** START OF Available data **

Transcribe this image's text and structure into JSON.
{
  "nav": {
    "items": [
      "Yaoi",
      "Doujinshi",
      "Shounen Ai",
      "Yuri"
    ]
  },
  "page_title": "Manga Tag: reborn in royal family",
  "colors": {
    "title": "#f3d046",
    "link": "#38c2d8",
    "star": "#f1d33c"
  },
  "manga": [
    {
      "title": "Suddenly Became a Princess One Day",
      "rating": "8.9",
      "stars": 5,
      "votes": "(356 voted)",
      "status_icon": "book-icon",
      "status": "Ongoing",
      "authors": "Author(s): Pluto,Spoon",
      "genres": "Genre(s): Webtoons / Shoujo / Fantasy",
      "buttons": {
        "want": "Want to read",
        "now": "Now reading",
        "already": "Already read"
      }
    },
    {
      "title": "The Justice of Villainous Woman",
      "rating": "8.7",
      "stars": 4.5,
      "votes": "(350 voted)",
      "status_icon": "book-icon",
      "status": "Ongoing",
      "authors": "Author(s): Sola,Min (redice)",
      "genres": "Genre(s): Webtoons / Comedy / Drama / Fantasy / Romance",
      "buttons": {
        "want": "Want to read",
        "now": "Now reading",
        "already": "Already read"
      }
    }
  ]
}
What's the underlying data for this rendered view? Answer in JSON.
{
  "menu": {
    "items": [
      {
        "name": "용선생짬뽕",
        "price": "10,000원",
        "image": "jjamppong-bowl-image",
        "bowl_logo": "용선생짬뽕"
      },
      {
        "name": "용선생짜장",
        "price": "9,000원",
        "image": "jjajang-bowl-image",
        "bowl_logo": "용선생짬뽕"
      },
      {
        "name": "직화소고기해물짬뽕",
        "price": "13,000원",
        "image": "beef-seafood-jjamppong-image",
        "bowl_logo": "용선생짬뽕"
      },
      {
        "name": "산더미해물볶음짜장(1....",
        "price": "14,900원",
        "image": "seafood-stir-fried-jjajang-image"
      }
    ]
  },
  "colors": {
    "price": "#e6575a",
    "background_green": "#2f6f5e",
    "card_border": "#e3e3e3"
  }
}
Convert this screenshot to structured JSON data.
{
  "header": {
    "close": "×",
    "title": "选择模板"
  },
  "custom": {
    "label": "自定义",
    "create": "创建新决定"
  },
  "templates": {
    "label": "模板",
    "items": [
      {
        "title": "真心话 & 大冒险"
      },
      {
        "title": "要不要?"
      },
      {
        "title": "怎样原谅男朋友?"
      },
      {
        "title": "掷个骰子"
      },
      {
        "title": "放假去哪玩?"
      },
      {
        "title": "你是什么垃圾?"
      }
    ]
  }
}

** END OF Available data **

**Instructions to follow**
Give back the whole listing exactly as it reads.

**Correct result**
Transcribe this image's text and structure into JSON.
{
  "nav": {
    "items": [
      "Yaoi",
      "Doujinshi",
      "Shounen Ai",
      "Yuri"
    ]
  },
  "page_title": "Manga Tag: reborn in royal family",
  "colors": {
    "title": "#f3d046",
    "link": "#38c2d8",
    "star": "#f1d33c"
  },
  "manga": [
    {
      "title": "Suddenly Became a Princess One Day",
      "rating": "8.9",
      "stars": 5,
      "votes": "(356 voted)",
      "status_icon": "book-icon",
      "status": "Ongoing",
      "authors": "Author(s): Pluto,Spoon",
      "genres": "Genre(s): Webtoons / Shoujo / Fantasy",
      "buttons": {
        "want": "Want to read",
        "now": "Now reading",
        "already": "Already read"
      }
    },
    {
      "title": "The Justice of Villainous Woman",
      "rating": "8.7",
      "stars": 4.5,
      "votes": "(350 voted)",
      "status_icon": "book-icon",
      "status": "Ongoing",
      "authors": "Author(s): Sola,Min (redice)",
      "genres": "Genre(s): Webtoons / Comedy / Drama / Fantasy / Romance",
      "buttons": {
        "want": "Want to read",
        "now": "Now reading",
        "already": "Already read"
      }
    }
  ]
}
What's the underlying data for this rendered view? Answer in JSON.
{
  "menu": {
    "items": [
      {
        "name": "용선생짬뽕",
        "price": "10,000원",
        "image": "jjamppong-bowl-image",
        "bowl_logo": "용선생짬뽕"
      },
      {
        "name": "용선생짜장",
        "price": "9,000원",
        "image": "jjajang-bowl-image",
        "bowl_logo": "용선생짬뽕"
      },
      {
        "name": "직화소고기해물짬뽕",
        "price": "13,000원",
        "image": "beef-seafood-jjamppong-image",
        "bowl_logo": "용선생짬뽕"
      },
      {
        "name": "산더미해물볶음짜장(1....",
        "price": "14,900원",
        "image": "seafood-stir-fried-jjajang-image"
      }
    ]
  },
  "colors": {
    "price": "#e6575a",
    "background_green": "#2f6f5e",
    "card_border": "#e3e3e3"
  }
}
Convert this screenshot to structured JSON data.
{
  "header": {
    "close": "×",
    "title": "选择模板"
  },
  "custom": {
    "label": "自定义",
    "create": "创建新决定"
  },
  "templates": {
    "label": "模板",
    "items": [
      {
        "title": "真心话 & 大冒险"
      },
      {
        "title": "要不要?"
      },
      {
        "title": "怎样原谅男朋友?"
      },
      {
        "title": "掷个骰子"
      },
      {
        "title": "放假去哪玩?"
      },
      {
        "title": "你是什么垃圾?"
      }
    ]
  }
}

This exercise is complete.